§ Problem
Copy out the lines that have "step" in them.

§ Stored data
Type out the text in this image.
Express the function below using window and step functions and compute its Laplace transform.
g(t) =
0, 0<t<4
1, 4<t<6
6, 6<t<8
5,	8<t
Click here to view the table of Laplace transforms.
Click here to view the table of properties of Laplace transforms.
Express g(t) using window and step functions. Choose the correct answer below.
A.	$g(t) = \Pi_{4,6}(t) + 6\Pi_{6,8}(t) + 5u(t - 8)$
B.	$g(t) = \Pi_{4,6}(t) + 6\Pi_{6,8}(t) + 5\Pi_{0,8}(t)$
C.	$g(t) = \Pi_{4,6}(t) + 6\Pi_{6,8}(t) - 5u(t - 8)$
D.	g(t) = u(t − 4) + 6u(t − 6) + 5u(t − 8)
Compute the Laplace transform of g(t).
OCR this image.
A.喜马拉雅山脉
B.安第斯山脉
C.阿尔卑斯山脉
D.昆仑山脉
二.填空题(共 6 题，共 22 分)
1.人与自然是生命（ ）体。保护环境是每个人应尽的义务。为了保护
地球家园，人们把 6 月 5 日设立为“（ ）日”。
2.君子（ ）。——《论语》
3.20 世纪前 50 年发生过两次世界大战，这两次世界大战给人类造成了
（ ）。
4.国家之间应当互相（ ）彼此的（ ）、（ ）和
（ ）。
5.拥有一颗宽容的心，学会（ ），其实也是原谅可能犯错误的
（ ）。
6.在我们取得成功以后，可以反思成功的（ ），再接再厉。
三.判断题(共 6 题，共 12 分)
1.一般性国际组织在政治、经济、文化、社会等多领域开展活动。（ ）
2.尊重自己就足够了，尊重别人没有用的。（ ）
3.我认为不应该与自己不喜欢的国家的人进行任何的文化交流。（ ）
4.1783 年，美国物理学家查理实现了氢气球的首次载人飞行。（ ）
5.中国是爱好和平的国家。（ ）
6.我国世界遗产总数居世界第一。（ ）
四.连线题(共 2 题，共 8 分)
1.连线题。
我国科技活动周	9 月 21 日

§ Exercise solution
Express the function below using window and step functions and compute its Laplace transform.
Express g(t) using window and step functions. Choose the correct answer below.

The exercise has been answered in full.